- _OBJECTIF_
Poursuivez le texte sur l'infini et la quantité en reprenant juste après sa dernière phrase.

Dire qu'il n'y a pas d'infini, c'est vraisemblablement outrepasser les bornes de l'expérience humaine. Qui peut dire qu'une chose est finie? La vie elle-même est-elle finie? Une chose s'achève, et c'est en fait une forme de cette chose qui s'éteint, la chose continuant son existence à travers la rupture graduée de la métamorphose. Toute fin est un commencement, et l'un et l'autre sont des concepts relatifs à un point de vue contextualisé - toute cette phrase est un pléonasme. Une chose est finie ou infinie selon la manière de l'observer, selon l'instantané que nous faisons d'un monde dynamique et fluent - afin de calculer toujours, des valeurs inventées. Dans la transformation générale des choses, nul calcul ne peut s'opérer. Il faut pour cela l'invention de la quantité, or nulle expérience n'offre de réelle rencontre avec la quantité.

Un grain de sable est-il semblable à un autre? Prenons l'exemple purement quantitatif de son poids: peut-on trouver deux grains possédant réellement le même poids? À une certaine échelle, certainement, mais si l'on change de référent, par exemple en s'acheminant vers l'infiniment petit, on découvrira probablement qu'aucun grain de sable n'est semblable à un autre, et qu'il existe toujours une échelle où des différences surgissent, même en terme de poids.

Annotations de boîtes englobantes:

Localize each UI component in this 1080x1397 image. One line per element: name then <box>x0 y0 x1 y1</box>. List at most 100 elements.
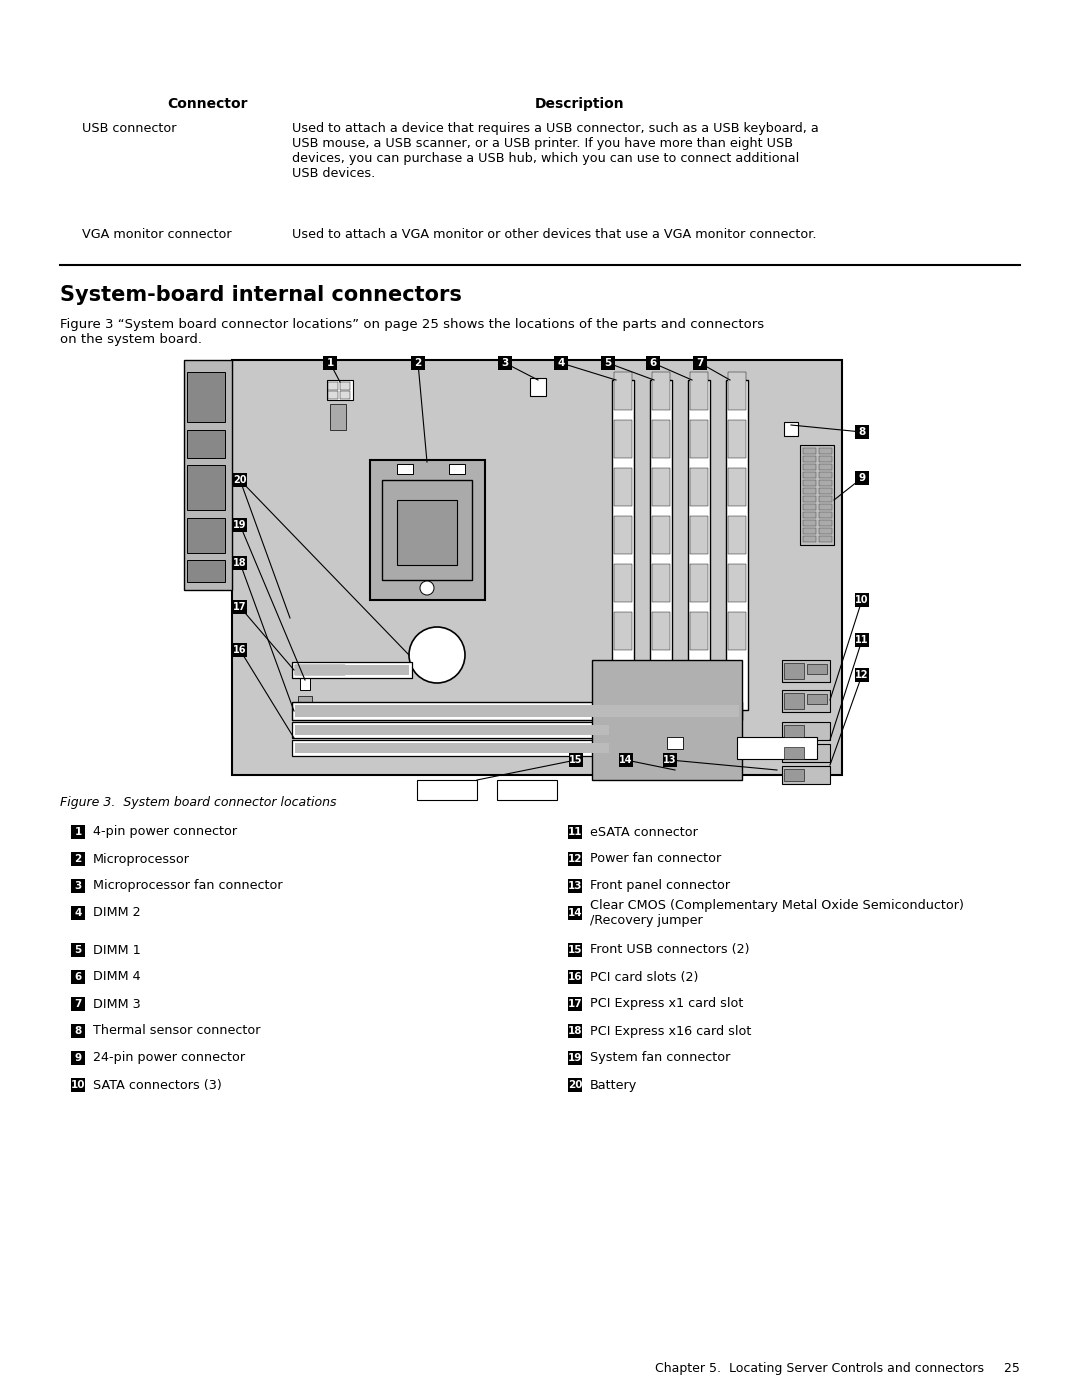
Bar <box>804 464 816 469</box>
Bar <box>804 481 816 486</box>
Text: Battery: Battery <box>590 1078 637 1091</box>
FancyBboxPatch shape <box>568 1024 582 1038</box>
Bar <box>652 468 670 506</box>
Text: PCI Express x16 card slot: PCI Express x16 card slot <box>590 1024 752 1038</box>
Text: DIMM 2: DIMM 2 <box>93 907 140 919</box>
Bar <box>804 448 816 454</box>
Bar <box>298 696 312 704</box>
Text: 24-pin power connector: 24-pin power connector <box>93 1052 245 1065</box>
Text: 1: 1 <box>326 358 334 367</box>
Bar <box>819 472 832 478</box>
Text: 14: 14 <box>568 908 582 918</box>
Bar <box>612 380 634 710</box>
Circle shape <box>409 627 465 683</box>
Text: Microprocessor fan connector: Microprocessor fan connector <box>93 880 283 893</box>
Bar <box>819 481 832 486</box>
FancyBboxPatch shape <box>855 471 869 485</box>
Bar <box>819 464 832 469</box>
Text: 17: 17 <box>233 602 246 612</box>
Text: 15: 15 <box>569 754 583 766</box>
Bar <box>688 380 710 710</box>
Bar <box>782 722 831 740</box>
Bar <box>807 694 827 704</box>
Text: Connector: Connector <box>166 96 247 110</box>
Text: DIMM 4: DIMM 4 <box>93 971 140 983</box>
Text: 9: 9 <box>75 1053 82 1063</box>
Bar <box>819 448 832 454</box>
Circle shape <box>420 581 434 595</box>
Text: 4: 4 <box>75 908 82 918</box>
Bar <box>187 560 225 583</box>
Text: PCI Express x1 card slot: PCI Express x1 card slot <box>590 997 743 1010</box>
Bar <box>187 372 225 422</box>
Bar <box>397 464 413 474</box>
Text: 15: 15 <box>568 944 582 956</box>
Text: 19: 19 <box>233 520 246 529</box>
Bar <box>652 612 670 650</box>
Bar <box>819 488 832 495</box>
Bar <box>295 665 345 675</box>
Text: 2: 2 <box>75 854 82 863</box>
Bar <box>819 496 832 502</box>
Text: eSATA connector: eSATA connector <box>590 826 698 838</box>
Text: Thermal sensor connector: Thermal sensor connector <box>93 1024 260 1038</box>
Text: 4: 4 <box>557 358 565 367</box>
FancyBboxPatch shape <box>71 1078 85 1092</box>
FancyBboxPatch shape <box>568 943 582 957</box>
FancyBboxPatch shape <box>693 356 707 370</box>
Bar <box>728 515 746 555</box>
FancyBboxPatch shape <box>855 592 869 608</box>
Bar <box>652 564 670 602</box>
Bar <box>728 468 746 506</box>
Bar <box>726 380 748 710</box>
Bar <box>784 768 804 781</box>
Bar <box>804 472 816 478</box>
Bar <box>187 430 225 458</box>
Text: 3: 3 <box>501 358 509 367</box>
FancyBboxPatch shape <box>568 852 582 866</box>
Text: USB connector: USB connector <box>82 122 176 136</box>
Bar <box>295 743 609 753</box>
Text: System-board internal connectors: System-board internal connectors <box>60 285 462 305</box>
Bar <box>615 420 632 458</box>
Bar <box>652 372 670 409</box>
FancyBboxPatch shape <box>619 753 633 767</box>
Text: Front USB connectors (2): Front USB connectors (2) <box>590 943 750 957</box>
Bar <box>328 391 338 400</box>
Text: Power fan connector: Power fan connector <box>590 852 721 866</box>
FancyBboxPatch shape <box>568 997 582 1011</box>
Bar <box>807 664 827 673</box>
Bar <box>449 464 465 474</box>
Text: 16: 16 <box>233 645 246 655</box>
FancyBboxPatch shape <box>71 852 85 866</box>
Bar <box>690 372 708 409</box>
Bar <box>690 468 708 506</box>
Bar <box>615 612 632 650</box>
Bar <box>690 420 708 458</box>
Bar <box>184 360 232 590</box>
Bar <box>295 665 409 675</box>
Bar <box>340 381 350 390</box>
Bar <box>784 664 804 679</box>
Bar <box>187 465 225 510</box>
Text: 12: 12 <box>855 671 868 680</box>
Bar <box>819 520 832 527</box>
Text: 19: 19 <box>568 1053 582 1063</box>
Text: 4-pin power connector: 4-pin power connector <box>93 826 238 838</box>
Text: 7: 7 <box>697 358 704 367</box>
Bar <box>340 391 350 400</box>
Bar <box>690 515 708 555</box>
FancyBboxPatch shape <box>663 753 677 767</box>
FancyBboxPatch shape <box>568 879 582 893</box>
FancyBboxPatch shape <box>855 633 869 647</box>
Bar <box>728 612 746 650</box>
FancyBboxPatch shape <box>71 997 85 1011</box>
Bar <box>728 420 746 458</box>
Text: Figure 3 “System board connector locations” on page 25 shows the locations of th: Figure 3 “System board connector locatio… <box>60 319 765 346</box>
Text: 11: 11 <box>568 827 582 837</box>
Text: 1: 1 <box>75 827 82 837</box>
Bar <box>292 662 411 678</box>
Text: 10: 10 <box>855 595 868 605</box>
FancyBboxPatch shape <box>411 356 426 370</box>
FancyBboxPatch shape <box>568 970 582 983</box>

--

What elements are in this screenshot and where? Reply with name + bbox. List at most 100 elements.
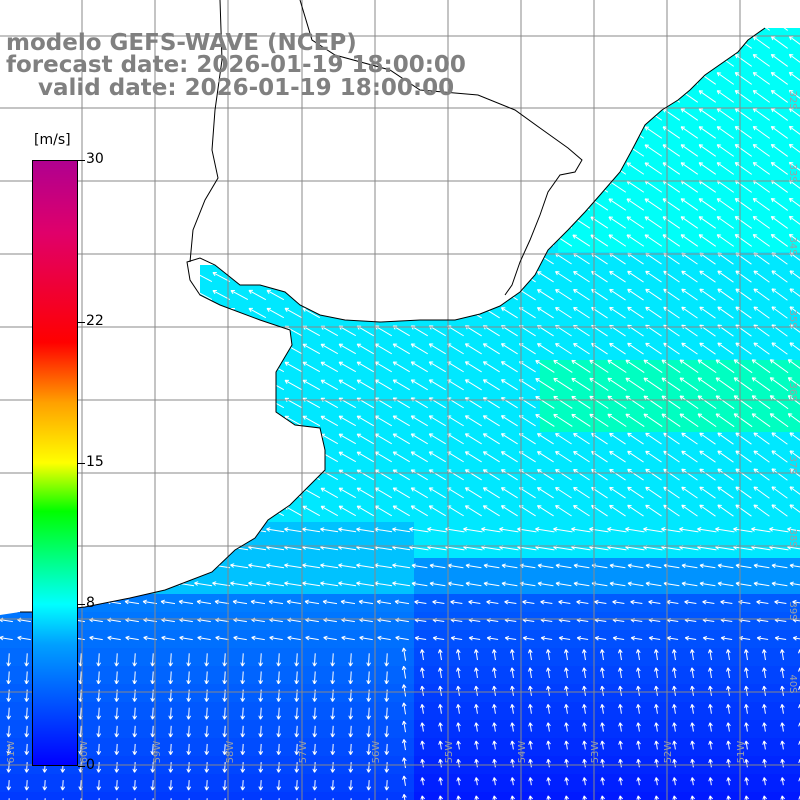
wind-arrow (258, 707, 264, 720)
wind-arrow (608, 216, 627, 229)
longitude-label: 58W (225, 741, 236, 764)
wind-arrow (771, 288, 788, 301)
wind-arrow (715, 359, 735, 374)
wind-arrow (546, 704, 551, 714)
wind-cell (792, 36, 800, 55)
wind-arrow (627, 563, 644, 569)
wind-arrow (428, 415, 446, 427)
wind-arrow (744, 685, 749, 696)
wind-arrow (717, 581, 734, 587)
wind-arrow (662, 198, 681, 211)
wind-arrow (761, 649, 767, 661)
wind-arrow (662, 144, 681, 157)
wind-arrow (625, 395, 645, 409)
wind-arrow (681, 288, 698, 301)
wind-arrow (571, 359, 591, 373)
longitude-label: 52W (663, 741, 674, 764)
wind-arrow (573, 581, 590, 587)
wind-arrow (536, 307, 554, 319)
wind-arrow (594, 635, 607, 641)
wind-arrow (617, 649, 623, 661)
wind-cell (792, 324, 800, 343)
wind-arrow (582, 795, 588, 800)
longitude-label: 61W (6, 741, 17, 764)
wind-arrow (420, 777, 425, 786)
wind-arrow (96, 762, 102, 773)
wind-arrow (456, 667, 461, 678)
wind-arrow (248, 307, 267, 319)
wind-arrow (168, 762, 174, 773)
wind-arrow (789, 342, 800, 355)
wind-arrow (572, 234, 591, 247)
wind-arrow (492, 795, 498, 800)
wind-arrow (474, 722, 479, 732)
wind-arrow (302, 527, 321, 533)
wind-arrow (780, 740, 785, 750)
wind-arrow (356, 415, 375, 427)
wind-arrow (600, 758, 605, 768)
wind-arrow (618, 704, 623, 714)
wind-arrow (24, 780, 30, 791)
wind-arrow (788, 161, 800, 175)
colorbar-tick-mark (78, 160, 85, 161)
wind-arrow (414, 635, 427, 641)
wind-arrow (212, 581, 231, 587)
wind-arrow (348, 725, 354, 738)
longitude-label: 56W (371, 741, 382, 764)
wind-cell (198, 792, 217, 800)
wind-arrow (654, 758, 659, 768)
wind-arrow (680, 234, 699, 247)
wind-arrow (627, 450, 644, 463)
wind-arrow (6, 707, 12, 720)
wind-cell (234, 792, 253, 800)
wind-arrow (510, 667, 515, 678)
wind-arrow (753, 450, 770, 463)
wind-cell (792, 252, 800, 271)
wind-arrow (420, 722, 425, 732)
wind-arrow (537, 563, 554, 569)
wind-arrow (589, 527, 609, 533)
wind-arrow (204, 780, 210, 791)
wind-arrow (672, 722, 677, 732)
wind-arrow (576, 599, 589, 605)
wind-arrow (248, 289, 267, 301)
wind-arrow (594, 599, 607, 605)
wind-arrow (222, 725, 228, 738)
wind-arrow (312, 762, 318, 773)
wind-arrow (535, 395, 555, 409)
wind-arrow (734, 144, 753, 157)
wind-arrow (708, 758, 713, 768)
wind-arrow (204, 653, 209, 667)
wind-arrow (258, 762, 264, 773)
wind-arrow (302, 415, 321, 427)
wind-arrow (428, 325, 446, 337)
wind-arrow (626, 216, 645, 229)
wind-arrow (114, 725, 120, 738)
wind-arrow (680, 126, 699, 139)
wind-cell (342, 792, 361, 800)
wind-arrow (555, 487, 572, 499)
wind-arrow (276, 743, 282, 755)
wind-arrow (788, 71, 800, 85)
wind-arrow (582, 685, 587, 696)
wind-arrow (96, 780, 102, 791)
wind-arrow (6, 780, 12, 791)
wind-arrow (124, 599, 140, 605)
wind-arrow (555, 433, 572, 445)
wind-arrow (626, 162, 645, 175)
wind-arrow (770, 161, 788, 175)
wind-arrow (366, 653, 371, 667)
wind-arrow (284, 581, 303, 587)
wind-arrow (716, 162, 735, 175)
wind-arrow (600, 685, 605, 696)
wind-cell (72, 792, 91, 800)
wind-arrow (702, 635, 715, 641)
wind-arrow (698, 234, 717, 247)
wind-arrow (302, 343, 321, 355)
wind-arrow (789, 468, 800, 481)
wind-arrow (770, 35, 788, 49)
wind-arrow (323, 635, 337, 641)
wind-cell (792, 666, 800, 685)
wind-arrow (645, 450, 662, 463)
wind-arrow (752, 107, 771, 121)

- _CORRIGÉ_
Y a-t-il deux choses identiques (qui permettraient d'attester alors empiriquement l'existence mondaine de la quantité) dans le monde?

Même les photons, ou toutes particules dites élémentaires, ne sont que les quanta d'un point de vue borné par ses limites nécessaires, c'est à dire d'un épistémè. Les particules élémentaires ne sont d'ailleurs élémentaires que dans un épistémè donné qui dès aujourd'hui est périmé: un électron est composé de quarks, et, très certainement, les quarks d'autres choses, et ainsi de suite. Plus nous avançons dans l'indéfini, plus nous nous apercevons que nul objet du monde physique n'est identique à un autre (du monde psychique aussi puisque toute image est unique en cela qu'elle possède une forme), et que la quantité s'effrite dès lors que l'observation de ces objets s'affine suffisamment pour en faire émerger les différences.

Même les particules doivent avoir une individualité, toute chose du monde est probablement un individu, c'est du moins ce que l'expérience nous a montré jusqu'à présent. Quel quarks est véritablement identique à un autre? Combien de différences découvrirons-nous entre deux quarks le jour où nous aurons créé des yeux à l'acuité nécessaire pour voir un peu mieux ce qui les constitue? Les chinois sont-ils tous les mêmes parce qu'ils se ressemblent, vaguement, et qu'ils partagent un faisceau général de comportements similaires dus au partage d'une culture?

Je n'affirme pas pour autant qu'il existe un infini, pas plus qu'il n'existe un fini: l'expérience ne me donne jamais que de l'indéfini dès lors que je cesse de la figer en unités quantitatives abstraites. Les formes elles-mêmes sont indéfinies, découpage arbitraire des sens sur le manteau d'indétermination qu'offre le réel. Là où surgit une forme, une autre peut prendre sa place, selon le jeu complice que JE mène avec le réel.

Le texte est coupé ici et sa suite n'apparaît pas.